● **Task directions**
Copy each line of the records that holds the string "Energy".

● **Stored records**
# # # #
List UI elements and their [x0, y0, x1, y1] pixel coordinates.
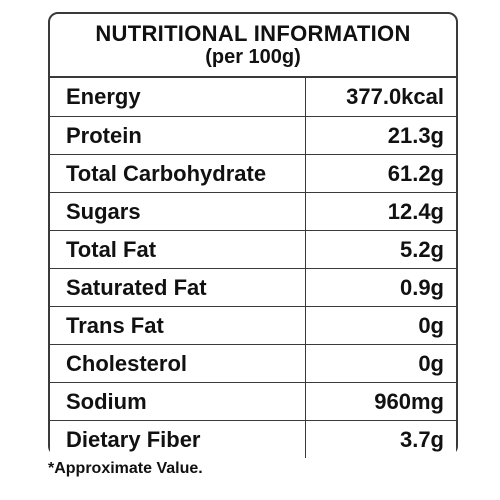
table-row: Sugars 12.4g — [50, 192, 456, 230]
nutrient-value: 5.2g — [399, 236, 444, 262]
footnote: *Approximate Value. — [48, 460, 203, 477]
nutrient-label: Dietary Fiber — [66, 421, 306, 458]
nutrient-label: Protein — [66, 117, 306, 154]
table-row: Saturated Fat 0.9g — [50, 268, 456, 306]
nutrient-label: Trans Fat — [66, 307, 306, 344]
nutrient-value: 21.3g — [387, 122, 444, 148]
table-row: Total Carbohydrate 61.2g — [50, 154, 456, 192]
table-row: Trans Fat 0g — [50, 306, 456, 344]
nutrient-value: 0g — [418, 350, 444, 376]
nutrient-label: Total Carbohydrate — [66, 155, 306, 192]
nutrient-label: Saturated Fat — [66, 269, 306, 306]
nutrition-subtitle: (per 100g) — [205, 46, 301, 68]
nutrient-label: Sugars — [66, 193, 306, 230]
nutrient-label: Sodium — [66, 383, 306, 420]
table-row: Cholesterol 0g — [50, 344, 456, 382]
nutrient-value: 0.9g — [399, 274, 444, 300]
nutrition-title: NUTRITIONAL INFORMATION — [95, 21, 411, 46]
nutrient-label: Total Fat — [66, 231, 306, 268]
nutrient-label: Energy — [66, 78, 306, 116]
nutrition-header: NUTRITIONAL INFORMATION (per 100g) — [50, 14, 456, 78]
nutrient-value: 0g — [418, 312, 444, 338]
nutrition-table: Energy 377.0kcal Protein 21.3g Total Car… — [50, 78, 456, 458]
nutrient-value: 960mg — [374, 388, 444, 414]
table-row: Dietary Fiber 3.7g — [50, 420, 456, 458]
nutrition-facts-panel: NUTRITIONAL INFORMATION (per 100g) Energ… — [48, 12, 458, 458]
table-row: Total Fat 5.2g — [50, 230, 456, 268]
nutrient-value: 12.4g — [387, 198, 444, 224]
nutrient-label: Cholesterol — [66, 345, 306, 382]
nutrient-value: 3.7g — [399, 426, 444, 452]
table-row: Energy 377.0kcal — [50, 78, 456, 116]
table-row: Protein 21.3g — [50, 116, 456, 154]
nutrient-value: 377.0kcal — [346, 84, 444, 109]
nutrient-value: 61.2g — [387, 160, 444, 186]
table-row: Sodium 960mg — [50, 382, 456, 420]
# # # #
● **Answer to this problem**
nutrient-label: Energy — [66, 78, 306, 116]
nutrition-table: Energy 377.0kcal Protein 21.3g Total Car… — [50, 78, 456, 458]
table-row: Energy 377.0kcal — [50, 78, 456, 116]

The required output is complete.